— Begin —

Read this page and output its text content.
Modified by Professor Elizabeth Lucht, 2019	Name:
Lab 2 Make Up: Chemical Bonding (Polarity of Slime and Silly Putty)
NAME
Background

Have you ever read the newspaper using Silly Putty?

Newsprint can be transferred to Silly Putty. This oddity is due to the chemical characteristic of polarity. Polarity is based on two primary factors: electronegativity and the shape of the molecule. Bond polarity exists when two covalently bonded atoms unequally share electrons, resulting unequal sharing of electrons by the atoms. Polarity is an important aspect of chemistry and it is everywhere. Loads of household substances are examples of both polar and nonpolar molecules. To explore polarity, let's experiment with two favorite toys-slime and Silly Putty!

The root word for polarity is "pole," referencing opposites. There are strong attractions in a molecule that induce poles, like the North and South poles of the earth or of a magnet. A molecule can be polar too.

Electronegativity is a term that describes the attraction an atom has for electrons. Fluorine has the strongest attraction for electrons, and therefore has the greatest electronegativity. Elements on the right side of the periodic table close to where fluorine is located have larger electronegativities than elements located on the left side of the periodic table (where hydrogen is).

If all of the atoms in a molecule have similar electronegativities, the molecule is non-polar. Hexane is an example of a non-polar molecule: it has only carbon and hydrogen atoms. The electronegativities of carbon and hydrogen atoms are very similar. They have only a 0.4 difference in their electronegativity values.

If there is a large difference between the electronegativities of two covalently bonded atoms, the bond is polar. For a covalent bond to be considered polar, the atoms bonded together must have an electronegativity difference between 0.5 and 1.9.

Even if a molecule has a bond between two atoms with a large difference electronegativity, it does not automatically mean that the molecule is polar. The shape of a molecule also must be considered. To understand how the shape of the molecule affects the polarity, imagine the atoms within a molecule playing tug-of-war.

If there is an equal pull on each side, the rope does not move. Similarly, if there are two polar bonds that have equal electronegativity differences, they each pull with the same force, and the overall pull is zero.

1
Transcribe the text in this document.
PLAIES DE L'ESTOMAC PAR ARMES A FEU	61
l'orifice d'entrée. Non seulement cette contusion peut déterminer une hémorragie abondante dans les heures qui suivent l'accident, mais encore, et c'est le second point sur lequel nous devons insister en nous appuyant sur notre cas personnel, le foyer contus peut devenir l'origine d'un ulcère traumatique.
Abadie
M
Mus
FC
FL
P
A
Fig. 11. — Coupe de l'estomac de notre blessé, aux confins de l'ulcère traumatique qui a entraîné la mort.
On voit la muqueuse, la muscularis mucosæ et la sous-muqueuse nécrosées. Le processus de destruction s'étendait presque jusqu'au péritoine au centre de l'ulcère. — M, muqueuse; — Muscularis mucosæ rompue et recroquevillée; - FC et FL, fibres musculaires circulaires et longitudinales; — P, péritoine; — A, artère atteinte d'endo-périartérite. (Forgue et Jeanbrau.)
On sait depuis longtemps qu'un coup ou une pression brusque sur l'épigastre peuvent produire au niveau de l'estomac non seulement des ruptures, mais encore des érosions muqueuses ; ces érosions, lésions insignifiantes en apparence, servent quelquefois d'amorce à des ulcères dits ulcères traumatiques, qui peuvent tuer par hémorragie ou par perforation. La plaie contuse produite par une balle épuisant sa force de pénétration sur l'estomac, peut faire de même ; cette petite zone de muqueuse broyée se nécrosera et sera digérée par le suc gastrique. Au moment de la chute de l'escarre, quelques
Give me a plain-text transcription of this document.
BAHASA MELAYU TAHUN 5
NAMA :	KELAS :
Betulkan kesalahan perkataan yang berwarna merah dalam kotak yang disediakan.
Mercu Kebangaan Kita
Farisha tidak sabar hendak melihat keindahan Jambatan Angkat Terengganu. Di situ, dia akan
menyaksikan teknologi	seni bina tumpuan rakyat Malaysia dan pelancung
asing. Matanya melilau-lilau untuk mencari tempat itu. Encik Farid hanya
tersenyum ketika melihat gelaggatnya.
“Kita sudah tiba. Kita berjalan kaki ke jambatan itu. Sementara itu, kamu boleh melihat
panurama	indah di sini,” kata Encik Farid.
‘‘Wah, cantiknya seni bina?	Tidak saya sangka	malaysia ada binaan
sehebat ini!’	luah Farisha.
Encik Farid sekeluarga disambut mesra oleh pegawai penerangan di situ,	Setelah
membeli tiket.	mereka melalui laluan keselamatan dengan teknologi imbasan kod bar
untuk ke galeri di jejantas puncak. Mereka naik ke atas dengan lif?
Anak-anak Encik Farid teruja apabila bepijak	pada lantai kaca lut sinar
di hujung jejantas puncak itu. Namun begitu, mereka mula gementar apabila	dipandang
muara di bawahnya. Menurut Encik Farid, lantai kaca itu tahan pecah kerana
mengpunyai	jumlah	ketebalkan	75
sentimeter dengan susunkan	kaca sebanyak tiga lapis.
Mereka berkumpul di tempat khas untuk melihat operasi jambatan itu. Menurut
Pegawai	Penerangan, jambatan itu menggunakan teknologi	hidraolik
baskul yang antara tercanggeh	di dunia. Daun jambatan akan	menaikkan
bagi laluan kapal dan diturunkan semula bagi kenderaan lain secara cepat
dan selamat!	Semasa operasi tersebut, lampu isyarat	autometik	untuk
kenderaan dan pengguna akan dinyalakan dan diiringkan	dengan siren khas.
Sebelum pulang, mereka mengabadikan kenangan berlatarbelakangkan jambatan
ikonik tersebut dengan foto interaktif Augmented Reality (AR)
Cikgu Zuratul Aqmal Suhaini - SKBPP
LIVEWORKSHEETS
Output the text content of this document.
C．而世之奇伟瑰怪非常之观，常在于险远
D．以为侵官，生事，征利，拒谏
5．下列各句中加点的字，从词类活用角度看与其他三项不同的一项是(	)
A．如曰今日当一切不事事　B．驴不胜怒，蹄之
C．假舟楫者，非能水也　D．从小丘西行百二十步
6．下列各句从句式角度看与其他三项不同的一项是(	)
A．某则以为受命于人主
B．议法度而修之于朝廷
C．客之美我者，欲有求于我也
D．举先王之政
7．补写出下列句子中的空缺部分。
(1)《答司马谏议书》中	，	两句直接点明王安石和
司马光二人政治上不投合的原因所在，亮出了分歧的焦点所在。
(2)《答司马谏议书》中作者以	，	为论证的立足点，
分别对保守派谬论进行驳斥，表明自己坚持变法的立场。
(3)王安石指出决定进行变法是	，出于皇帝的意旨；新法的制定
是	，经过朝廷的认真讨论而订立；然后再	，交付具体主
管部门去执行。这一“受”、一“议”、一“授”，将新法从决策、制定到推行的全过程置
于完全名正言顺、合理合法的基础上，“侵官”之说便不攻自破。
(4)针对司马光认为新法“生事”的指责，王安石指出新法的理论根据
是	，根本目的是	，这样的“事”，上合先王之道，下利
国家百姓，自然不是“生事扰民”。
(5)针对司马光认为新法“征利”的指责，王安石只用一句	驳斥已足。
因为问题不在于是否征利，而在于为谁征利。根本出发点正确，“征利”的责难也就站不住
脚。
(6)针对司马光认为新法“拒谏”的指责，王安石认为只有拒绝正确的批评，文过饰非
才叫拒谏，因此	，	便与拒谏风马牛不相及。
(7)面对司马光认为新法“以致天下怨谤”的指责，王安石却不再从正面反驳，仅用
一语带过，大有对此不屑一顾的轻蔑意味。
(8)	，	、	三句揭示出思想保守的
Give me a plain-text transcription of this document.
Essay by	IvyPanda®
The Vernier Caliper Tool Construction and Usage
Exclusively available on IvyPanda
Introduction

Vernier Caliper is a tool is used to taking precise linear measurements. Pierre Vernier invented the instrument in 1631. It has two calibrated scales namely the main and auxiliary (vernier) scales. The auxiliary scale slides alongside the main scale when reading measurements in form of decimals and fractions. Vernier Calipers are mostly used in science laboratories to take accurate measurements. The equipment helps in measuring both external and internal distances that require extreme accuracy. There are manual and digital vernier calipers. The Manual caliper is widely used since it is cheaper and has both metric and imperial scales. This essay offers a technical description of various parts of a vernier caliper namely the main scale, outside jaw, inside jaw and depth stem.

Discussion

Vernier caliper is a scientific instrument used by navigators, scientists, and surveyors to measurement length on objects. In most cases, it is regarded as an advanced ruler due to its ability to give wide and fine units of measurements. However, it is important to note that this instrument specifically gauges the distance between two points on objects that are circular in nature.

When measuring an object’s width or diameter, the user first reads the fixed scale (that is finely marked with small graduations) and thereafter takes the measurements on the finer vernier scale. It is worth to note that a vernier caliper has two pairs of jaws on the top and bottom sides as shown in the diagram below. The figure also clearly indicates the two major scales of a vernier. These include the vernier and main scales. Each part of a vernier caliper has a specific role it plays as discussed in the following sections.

— End —

Select and copy every line from the records that includes the word "considered".

If there is a large difference between the electronegativities of two covalently bonded atoms, the bond is polar. For a covalent bond to be considered polar, the atoms bonded together must have an electronegativity difference between 0.5 and 1.9.
Even if a molecule has a bond between two atoms with a large difference electronegativity, it does not automatically mean that the molecule is polar. The shape of a molecule also must be considered. To understand how the shape of the molecule affects the polarity, imagine the atoms within a molecule playing tug-of-war.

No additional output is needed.